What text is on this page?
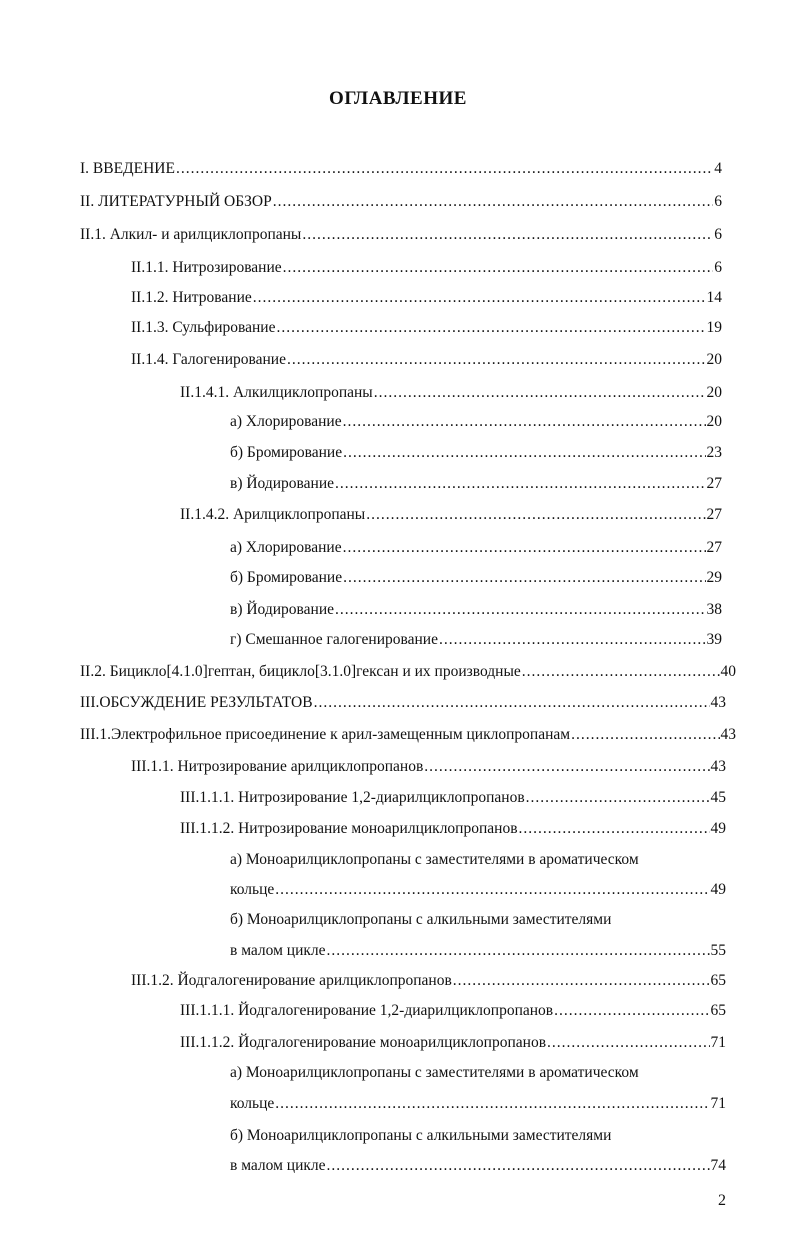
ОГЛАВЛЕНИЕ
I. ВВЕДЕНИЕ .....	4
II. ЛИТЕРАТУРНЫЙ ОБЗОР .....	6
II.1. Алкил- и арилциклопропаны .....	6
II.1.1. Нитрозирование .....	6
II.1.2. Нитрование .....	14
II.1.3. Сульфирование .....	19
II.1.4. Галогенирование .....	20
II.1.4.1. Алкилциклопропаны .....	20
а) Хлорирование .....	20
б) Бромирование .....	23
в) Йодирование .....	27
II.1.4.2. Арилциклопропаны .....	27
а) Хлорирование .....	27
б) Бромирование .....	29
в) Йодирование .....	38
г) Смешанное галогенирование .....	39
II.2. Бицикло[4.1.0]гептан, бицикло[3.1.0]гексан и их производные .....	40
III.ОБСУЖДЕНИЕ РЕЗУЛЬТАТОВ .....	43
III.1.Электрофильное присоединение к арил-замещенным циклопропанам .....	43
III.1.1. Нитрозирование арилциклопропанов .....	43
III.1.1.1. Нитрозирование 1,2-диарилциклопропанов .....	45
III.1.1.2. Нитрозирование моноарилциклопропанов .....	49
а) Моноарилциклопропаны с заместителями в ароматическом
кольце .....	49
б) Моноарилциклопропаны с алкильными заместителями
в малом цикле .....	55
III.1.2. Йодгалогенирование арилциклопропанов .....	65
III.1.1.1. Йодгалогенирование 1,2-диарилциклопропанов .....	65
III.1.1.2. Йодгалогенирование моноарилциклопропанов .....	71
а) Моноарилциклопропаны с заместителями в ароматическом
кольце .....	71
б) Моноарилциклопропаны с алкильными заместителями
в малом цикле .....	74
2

===

PROBLEM TO WORK ON
Return only the number of lines in the data that contain "Хлорирование".

REPLY
2